## WRITTEN REQUEST
Each entry has to be copied exactly, with nothing missed.

## RECORD EXTRACTS
+++
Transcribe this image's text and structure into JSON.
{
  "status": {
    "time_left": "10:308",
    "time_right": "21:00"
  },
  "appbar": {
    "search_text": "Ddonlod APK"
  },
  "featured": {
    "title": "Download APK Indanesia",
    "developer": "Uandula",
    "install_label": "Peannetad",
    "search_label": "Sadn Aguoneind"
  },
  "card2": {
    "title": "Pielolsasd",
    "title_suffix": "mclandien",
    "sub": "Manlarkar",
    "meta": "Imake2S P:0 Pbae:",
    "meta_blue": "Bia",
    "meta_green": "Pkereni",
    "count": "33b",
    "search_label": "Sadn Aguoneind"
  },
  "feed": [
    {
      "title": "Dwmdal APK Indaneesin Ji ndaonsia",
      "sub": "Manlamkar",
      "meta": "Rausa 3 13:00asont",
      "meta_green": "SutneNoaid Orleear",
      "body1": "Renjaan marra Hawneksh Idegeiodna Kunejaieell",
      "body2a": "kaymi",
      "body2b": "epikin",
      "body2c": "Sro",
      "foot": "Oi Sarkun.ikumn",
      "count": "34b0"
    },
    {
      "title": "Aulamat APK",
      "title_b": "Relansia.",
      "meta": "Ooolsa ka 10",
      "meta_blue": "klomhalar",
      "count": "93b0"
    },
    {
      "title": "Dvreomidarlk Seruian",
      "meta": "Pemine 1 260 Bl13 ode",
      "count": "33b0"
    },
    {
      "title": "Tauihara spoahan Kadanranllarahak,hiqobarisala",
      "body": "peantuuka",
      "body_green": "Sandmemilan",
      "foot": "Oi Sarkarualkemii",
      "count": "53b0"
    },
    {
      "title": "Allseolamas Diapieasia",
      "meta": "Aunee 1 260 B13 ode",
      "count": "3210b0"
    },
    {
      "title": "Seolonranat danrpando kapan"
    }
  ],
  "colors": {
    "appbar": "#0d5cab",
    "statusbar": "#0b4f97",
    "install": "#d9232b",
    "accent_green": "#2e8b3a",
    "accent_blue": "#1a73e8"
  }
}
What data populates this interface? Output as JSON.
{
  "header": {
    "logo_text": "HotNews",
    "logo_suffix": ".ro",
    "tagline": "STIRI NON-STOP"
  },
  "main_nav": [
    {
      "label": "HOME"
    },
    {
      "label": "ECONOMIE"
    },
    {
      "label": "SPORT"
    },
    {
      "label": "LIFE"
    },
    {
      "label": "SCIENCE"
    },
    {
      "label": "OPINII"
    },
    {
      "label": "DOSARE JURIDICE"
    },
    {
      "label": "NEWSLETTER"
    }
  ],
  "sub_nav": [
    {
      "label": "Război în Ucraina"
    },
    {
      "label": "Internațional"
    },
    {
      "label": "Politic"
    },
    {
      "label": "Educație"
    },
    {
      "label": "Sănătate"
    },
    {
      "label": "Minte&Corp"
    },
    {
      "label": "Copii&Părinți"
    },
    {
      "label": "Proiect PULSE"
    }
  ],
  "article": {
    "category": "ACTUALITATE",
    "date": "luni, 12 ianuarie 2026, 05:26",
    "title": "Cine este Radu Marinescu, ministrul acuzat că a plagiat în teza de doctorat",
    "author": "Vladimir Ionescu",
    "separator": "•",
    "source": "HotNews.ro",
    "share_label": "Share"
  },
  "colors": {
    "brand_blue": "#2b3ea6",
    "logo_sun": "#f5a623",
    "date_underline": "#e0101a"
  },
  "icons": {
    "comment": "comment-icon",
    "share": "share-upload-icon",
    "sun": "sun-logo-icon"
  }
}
+++
## RESULT OF THIS EXERCISE
Transcribe this image's text and structure into JSON.
{
  "status": {
    "time_left": "10:308",
    "time_right": "21:00"
  },
  "appbar": {
    "search_text": "Ddonlod APK"
  },
  "featured": {
    "title": "Download APK Indanesia",
    "developer": "Uandula",
    "install_label": "Peannetad",
    "search_label": "Sadn Aguoneind"
  },
  "card2": {
    "title": "Pielolsasd",
    "title_suffix": "mclandien",
    "sub": "Manlarkar",
    "meta": "Imake2S P:0 Pbae:",
    "meta_blue": "Bia",
    "meta_green": "Pkereni",
    "count": "33b",
    "search_label": "Sadn Aguoneind"
  },
  "feed": [
    {
      "title": "Dwmdal APK Indaneesin Ji ndaonsia",
      "sub": "Manlamkar",
      "meta": "Rausa 3 13:00asont",
      "meta_green": "SutneNoaid Orleear",
      "body1": "Renjaan marra Hawneksh Idegeiodna Kunejaieell",
      "body2a": "kaymi",
      "body2b": "epikin",
      "body2c": "Sro",
      "foot": "Oi Sarkun.ikumn",
      "count": "34b0"
    },
    {
      "title": "Aulamat APK",
      "title_b": "Relansia.",
      "meta": "Ooolsa ka 10",
      "meta_blue": "klomhalar",
      "count": "93b0"
    },
    {
      "title": "Dvreomidarlk Seruian",
      "meta": "Pemine 1 260 Bl13 ode",
      "count": "33b0"
    },
    {
      "title": "Tauihara spoahan Kadanranllarahak,hiqobarisala",
      "body": "peantuuka",
      "body_green": "Sandmemilan",
      "foot": "Oi Sarkarualkemii",
      "count": "53b0"
    },
    {
      "title": "Allseolamas Diapieasia",
      "meta": "Aunee 1 260 B13 ode",
      "count": "3210b0"
    },
    {
      "title": "Seolonranat danrpando kapan"
    }
  ],
  "colors": {
    "appbar": "#0d5cab",
    "statusbar": "#0b4f97",
    "install": "#d9232b",
    "accent_green": "#2e8b3a",
    "accent_blue": "#1a73e8"
  }
}
What data populates this interface? Output as JSON.
{
  "header": {
    "logo_text": "HotNews",
    "logo_suffix": ".ro",
    "tagline": "STIRI NON-STOP"
  },
  "main_nav": [
    {
      "label": "HOME"
    },
    {
      "label": "ECONOMIE"
    },
    {
      "label": "SPORT"
    },
    {
      "label": "LIFE"
    },
    {
      "label": "SCIENCE"
    },
    {
      "label": "OPINII"
    },
    {
      "label": "DOSARE JURIDICE"
    },
    {
      "label": "NEWSLETTER"
    }
  ],
  "sub_nav": [
    {
      "label": "Război în Ucraina"
    },
    {
      "label": "Internațional"
    },
    {
      "label": "Politic"
    },
    {
      "label": "Educație"
    },
    {
      "label": "Sănătate"
    },
    {
      "label": "Minte&Corp"
    },
    {
      "label": "Copii&Părinți"
    },
    {
      "label": "Proiect PULSE"
    }
  ],
  "article": {
    "category": "ACTUALITATE",
    "date": "luni, 12 ianuarie 2026, 05:26",
    "title": "Cine este Radu Marinescu, ministrul acuzat că a plagiat în teza de doctorat",
    "author": "Vladimir Ionescu",
    "separator": "•",
    "source": "HotNews.ro",
    "share_label": "Share"
  },
  "colors": {
    "brand_blue": "#2b3ea6",
    "logo_sun": "#f5a623",
    "date_underline": "#e0101a"
  },
  "icons": {
    "comment": "comment-icon",
    "share": "share-upload-icon",
    "sun": "sun-logo-icon"
  }
}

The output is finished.